### EXERCISE
Copy all the entries word for word, but omit the pictures.

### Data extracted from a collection

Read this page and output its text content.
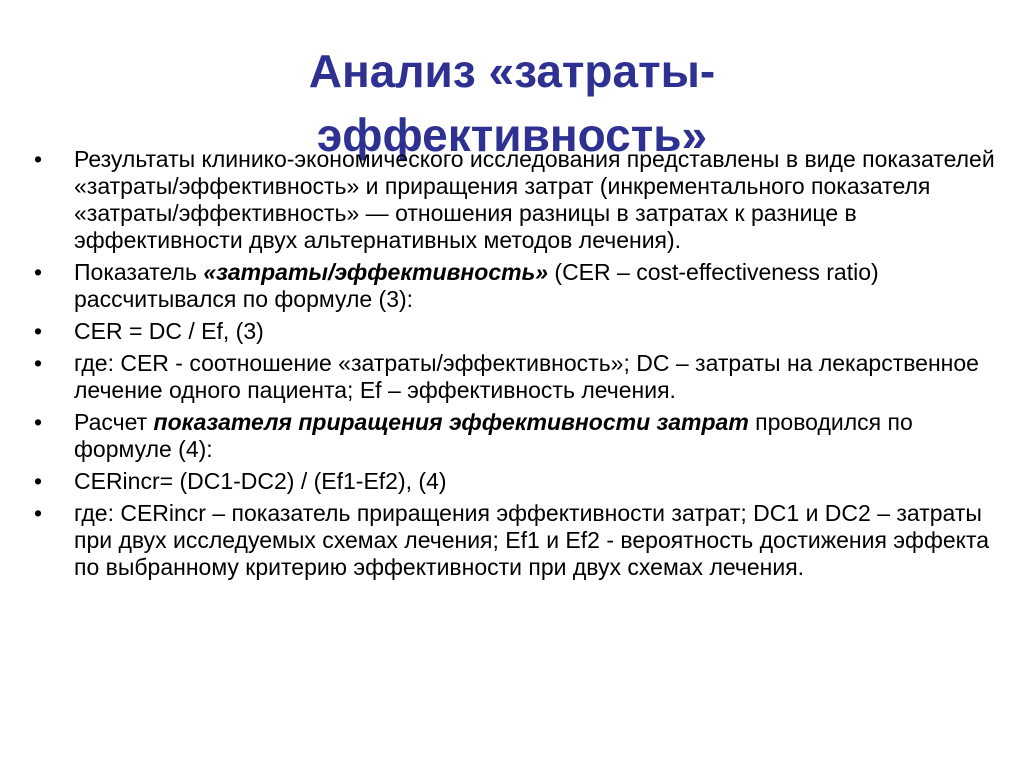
Анализ «затраты-
эффективность»
• Результаты клинико-экономического исследования представлены в виде показателей «затраты/эффективность» и приращения затрат (инкрементального показателя «затраты/эффективность» — отношения разницы в затратах к разнице в эффективности двух альтернативных методов лечения).
• Показатель «затраты/эффективность» (CER – cost-effectiveness ratio) рассчитывался по формуле (3):
• CER = DC / Ef, (3)
• где: CER - соотношение «затраты/эффективность»; DC – затраты на лекарственное лечение одного пациента; Ef – эффективность лечения.
• Расчет показателя приращения эффективности затрат проводился по формуле (4):
• CERincr= (DC1-DC2) / (Ef1-Ef2), (4)
• где: CERincr – показатель приращения эффективности затрат; DC1 и DC2 – затраты при двух исследуемых схемах лечения; Ef1 и Ef2 - вероятность достижения эффекта по выбранному критерию эффективности при двух схемах лечения.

### FINAL ANSWER
Read this page and output its text content.
Анализ «затраты-
эффективность»
• Результаты клинико-экономического исследования представлены в виде показателей «затраты/эффективность» и приращения затрат (инкрементального показателя «затраты/эффективность» — отношения разницы в затратах к разнице в эффективности двух альтернативных методов лечения).
• Показатель «затраты/эффективность» (CER – cost-effectiveness ratio) рассчитывался по формуле (3):
• CER = DC / Ef, (3)
• где: CER - соотношение «затраты/эффективность»; DC – затраты на лекарственное лечение одного пациента; Ef – эффективность лечения.
• Расчет показателя приращения эффективности затрат проводился по формуле (4):
• CERincr= (DC1-DC2) / (Ef1-Ef2), (4)
• где: CERincr – показатель приращения эффективности затрат; DC1 и DC2 – затраты при двух исследуемых схемах лечения; Ef1 и Ef2 - вероятность достижения эффекта по выбранному критерию эффективности при двух схемах лечения.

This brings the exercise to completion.